EXTRACT -
++++++

A major contributor for the rise is how parents raise their children. Parents are rarely at home to regularly monitor what foods their children eat and encourage daily exercise. A parent's participation in promoting a healthy behavior is a key factor in avoiding childhood obesity. Encouraging one's child to commit to healthy behavior is a significant variable to focus on for proper growth and development. However, in a fast-moving community like Hawaii, parents find it hard to instill these values to our children. The first step to saving one's child from becoming obese is to guide them in distinguishing healthy foods. At home, children replicate behaviors, either good or bad, from an adult figure. Because parents are rarely present at home today, children have to follow different role models. Children often became attracted to the wrong crowd so learning the negative behaviors. To counteract this problem, parents should exemplify good values and behaviors in front of their children like eating a well-rounded diet and drinking plenty of water. This discourages kids from consuming fatty foods and encourages healthier dieting. This front alone will not persuade children away from obesity. Parents must take the next step to by showing support along the way.
Eating healthy can only go so far without the right follow-up. A healthy diet is only the base of the solution; it needs the physical support to keep the treatment going. Parents should promote daily exercise. In hand with eating healthy helps, exercise helps speed up one's recovery from obesity. Obesity is typically caused from the imbalance of energy surplus. It is clear that by exercising, one is spending the excess calories from the food he / she eats. By being physically active, one is also building the muscle and confidence to feel good in public. Ultimately, exercise helps build character. With two of the three steps to preventing childhood obesity, the last step comes from the one giving the advice.

++++++

WHAT YOU SHOULD DO -
Reproduce the passage on childhood obesity above in full, word for word.

Document structure recognition data:
++++++

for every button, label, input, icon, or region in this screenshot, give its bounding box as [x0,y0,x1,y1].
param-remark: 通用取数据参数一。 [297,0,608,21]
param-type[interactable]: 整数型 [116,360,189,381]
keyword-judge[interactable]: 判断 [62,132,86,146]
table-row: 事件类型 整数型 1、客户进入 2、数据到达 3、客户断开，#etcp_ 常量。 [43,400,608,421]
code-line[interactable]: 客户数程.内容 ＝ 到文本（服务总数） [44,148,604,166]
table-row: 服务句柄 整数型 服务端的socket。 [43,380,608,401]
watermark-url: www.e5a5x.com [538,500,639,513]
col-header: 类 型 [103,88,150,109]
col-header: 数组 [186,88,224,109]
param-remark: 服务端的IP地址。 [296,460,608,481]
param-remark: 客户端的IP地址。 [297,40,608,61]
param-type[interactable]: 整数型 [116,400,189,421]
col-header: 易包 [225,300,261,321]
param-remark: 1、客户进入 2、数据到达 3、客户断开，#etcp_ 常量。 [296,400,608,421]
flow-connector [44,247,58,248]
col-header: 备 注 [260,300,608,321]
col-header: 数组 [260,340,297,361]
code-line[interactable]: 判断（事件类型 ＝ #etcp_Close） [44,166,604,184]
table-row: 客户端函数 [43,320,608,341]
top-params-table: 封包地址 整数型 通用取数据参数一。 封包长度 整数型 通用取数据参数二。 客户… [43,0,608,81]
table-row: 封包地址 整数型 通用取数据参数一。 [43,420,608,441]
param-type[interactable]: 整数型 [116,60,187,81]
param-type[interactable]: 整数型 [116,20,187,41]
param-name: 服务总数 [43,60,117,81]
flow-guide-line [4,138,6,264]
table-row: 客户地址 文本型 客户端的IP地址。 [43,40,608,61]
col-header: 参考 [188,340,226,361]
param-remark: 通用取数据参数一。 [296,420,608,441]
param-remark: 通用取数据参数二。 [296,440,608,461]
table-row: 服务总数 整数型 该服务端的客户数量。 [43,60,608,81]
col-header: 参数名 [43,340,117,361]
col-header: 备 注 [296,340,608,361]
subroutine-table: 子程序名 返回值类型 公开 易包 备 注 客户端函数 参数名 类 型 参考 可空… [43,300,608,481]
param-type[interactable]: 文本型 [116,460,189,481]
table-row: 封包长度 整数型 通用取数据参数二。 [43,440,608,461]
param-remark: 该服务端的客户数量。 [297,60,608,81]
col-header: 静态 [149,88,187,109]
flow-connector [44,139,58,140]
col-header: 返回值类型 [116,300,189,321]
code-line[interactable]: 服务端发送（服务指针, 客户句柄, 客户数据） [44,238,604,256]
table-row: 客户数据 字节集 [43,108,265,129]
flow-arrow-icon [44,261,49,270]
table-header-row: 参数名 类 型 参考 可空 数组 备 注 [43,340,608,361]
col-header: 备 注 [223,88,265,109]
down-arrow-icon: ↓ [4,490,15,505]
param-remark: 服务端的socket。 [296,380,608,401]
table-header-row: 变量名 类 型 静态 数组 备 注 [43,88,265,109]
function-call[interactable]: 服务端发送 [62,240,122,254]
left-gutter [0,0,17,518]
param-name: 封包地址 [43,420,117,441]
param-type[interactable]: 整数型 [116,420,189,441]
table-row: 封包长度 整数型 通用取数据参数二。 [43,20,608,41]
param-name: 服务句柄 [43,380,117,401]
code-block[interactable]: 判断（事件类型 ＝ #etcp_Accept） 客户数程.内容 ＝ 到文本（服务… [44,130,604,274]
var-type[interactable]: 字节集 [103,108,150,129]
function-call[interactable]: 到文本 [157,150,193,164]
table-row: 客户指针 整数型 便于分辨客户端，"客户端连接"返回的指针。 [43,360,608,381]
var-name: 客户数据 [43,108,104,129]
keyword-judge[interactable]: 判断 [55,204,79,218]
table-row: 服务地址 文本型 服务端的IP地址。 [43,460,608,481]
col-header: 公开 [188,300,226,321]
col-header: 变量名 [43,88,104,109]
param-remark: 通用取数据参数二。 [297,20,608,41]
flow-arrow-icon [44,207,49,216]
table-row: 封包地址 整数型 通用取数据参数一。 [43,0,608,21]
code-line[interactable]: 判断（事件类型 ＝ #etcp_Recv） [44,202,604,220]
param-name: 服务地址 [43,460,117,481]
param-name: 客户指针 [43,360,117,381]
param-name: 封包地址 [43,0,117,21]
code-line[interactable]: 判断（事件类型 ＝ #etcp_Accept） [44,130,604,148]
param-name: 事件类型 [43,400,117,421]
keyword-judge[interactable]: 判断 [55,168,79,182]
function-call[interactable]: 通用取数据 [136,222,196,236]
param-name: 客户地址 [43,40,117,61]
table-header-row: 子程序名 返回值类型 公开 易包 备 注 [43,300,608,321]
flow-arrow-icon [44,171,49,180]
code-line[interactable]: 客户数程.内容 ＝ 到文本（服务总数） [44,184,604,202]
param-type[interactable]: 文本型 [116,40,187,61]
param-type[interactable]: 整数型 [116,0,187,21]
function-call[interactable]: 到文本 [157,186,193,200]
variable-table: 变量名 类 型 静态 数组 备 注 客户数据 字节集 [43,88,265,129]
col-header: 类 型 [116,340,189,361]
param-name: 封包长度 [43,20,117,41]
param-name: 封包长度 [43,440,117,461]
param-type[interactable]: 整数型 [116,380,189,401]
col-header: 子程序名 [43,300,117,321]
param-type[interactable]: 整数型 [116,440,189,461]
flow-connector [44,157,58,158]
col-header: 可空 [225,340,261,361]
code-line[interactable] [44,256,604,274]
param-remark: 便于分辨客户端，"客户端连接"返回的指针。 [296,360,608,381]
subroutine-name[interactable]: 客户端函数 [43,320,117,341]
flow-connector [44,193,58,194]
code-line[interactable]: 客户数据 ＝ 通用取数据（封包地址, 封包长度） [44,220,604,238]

++++++

RESPONSE AREA -
A major contributor for the rise is how parents raise their children. Parents are rarely at home to regularly monitor what foods their children eat and encourage daily exercise. A parent's participation in promoting a healthy behavior is a key factor in avoiding childhood obesity. Encouraging one's child to commit to healthy behavior is a significant variable to focus on for proper growth and development. However, in a fast-moving community like Hawaii, parents find it hard to instill these values to our children. The first step to saving one's child from becoming obese is to guide them in distinguishing healthy foods. At home, children replicate behaviors, either good or bad, from an adult figure. Because parents are rarely present at home today, children have to follow different role models. Children often became attracted to the wrong crowd so learning the negative behaviors. To counteract this problem, parents should exemplify good values and behaviors in front of their children like eating a well-rounded diet and drinking plenty of water. This discourages kids from consuming fatty foods and encourages healthier dieting. This front alone will not persuade children away from obesity. Parents must take the next step to by showing support along the way.
Eating healthy can only go so far without the right follow-up. A healthy diet is only the base of the solution; it needs the physical support to keep the treatment going. Parents should promote daily exercise. In hand with eating healthy helps, exercise helps speed up one's recovery from obesity. Obesity is typically caused from the imbalance of energy surplus. It is clear that by exercising, one is spending the excess calories from the food he / she eats. By being physically active, one is also building the muscle and confidence to feel good in public. Ultimately, exercise helps build character. With two of the three steps to preventing childhood obesity, the last step comes from the one giving the advice.